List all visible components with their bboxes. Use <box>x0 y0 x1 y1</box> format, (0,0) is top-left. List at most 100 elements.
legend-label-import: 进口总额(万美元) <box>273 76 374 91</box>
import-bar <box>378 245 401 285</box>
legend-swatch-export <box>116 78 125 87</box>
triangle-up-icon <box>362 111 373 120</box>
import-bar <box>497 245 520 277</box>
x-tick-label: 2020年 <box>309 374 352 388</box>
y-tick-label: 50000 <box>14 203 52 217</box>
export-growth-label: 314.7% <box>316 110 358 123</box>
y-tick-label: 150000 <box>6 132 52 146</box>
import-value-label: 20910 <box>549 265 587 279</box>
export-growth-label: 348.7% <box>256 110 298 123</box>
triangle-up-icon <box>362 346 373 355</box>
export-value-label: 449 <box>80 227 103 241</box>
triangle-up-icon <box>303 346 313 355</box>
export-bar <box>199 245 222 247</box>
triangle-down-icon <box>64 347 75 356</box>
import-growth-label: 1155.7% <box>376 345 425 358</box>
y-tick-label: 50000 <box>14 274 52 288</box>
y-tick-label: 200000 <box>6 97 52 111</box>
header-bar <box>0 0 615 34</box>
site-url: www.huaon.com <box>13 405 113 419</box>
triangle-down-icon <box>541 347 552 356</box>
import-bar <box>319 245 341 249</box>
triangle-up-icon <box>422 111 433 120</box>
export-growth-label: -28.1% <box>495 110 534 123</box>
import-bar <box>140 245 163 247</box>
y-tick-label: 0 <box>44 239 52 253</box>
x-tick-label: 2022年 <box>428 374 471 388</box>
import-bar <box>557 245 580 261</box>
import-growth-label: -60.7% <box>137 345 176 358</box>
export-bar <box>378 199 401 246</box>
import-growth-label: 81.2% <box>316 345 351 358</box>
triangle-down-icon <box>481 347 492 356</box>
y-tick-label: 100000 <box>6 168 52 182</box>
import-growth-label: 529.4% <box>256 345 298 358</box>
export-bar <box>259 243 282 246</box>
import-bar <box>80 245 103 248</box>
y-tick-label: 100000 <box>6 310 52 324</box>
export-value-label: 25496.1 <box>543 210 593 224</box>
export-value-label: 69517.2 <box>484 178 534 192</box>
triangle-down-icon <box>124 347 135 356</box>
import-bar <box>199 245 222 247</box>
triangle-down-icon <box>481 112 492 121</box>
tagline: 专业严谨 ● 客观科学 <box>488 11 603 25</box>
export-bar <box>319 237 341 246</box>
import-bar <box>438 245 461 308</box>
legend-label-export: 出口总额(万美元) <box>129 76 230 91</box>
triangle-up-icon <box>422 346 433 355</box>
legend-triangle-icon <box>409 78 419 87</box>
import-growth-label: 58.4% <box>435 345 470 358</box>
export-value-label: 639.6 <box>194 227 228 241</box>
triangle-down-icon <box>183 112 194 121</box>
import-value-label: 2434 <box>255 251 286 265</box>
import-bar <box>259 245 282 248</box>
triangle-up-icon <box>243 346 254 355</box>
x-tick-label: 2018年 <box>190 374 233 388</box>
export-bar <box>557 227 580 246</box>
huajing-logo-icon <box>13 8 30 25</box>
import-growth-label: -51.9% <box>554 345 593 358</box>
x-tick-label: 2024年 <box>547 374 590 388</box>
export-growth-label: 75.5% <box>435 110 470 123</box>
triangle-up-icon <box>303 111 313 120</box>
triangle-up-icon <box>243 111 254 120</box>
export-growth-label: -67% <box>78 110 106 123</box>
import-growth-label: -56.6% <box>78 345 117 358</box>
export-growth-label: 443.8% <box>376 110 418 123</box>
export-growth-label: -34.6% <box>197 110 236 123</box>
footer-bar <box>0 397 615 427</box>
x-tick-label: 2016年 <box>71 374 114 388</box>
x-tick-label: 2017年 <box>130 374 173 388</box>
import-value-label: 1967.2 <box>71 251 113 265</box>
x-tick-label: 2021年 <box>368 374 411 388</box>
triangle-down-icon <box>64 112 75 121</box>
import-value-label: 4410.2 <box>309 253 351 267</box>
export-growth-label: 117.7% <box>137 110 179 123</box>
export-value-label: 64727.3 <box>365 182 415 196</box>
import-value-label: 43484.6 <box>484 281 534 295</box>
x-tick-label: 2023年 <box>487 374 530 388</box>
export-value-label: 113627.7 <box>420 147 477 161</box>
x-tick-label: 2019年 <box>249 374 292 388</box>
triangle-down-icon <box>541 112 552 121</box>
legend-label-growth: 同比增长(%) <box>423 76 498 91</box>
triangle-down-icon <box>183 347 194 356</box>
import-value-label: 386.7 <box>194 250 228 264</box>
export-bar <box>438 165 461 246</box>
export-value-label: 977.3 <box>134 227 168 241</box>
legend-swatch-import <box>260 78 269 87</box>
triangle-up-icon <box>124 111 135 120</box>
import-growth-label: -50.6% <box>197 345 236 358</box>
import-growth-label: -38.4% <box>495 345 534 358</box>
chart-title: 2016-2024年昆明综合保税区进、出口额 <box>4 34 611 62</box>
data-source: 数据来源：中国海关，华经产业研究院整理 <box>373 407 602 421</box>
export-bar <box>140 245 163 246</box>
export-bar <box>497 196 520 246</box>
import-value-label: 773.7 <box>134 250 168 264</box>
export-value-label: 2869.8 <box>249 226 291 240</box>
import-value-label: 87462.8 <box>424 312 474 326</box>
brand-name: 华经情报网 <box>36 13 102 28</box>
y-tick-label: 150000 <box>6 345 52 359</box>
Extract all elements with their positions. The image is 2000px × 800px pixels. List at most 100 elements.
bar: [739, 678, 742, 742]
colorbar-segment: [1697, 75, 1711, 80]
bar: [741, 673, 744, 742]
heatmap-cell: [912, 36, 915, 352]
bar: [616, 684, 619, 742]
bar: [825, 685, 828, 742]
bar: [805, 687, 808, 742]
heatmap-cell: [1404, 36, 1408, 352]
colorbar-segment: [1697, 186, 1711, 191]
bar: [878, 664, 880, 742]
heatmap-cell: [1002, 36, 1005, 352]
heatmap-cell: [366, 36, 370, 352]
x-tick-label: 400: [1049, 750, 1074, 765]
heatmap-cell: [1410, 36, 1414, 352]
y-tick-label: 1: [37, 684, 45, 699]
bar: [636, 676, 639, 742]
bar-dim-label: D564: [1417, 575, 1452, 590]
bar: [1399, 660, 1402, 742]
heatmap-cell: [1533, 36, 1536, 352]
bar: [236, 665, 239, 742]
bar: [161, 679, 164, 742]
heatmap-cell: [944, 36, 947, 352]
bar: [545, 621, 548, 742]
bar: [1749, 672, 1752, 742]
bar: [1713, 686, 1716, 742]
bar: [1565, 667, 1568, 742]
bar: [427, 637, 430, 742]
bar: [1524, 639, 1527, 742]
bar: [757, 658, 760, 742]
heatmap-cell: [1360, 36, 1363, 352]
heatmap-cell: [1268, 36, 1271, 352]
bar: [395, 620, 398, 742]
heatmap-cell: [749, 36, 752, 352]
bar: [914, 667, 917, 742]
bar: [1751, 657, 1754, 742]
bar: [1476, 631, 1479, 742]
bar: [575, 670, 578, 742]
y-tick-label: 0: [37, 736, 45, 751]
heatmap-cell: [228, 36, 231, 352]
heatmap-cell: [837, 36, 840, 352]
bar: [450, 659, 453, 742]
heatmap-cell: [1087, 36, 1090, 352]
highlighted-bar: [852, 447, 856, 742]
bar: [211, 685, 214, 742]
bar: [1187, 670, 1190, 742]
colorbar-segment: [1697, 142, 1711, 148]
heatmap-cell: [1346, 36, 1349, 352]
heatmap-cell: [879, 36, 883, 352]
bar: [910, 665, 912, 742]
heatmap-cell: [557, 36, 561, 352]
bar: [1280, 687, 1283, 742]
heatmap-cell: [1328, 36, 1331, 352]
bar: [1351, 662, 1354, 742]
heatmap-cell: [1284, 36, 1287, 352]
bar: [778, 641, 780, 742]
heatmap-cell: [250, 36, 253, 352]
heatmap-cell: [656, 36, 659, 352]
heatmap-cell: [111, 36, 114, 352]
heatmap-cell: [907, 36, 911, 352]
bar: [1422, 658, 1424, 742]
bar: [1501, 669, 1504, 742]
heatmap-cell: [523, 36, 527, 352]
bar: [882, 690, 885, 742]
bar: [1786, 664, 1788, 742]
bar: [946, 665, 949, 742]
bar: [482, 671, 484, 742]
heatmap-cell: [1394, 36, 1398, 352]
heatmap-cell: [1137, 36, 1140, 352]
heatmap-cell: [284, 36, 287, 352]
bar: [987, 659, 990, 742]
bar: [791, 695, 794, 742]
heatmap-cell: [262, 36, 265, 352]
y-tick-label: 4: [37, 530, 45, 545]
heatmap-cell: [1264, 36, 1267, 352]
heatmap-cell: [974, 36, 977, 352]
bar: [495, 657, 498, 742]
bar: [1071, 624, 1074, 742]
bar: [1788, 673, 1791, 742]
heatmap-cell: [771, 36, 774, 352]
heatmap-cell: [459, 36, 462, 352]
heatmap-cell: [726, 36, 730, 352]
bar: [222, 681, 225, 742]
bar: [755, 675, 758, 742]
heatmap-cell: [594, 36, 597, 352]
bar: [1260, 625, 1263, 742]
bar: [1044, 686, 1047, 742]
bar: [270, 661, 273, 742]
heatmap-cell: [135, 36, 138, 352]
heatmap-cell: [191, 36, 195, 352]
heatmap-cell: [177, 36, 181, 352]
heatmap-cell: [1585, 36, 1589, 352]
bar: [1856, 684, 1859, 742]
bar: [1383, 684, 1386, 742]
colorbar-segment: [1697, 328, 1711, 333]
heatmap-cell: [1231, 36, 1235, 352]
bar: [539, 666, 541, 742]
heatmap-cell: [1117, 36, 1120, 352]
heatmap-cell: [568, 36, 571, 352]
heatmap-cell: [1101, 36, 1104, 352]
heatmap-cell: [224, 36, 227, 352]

- EXERCISE GOAL
Quote word for word the part of the items that runs from their very first line through the line containing "triangle-up-icon <box>362 111 373 120</box>", including that line.

- RESULT FOR THIS EXERCISE
List all visible components with their bboxes. Use <box>x0 y0 x1 y1</box> format, (0,0) is top-left. List at most 100 elements.
legend-label-import: 进口总额(万美元) <box>273 76 374 91</box>
import-bar <box>378 245 401 285</box>
legend-swatch-export <box>116 78 125 87</box>
triangle-up-icon <box>362 111 373 120</box>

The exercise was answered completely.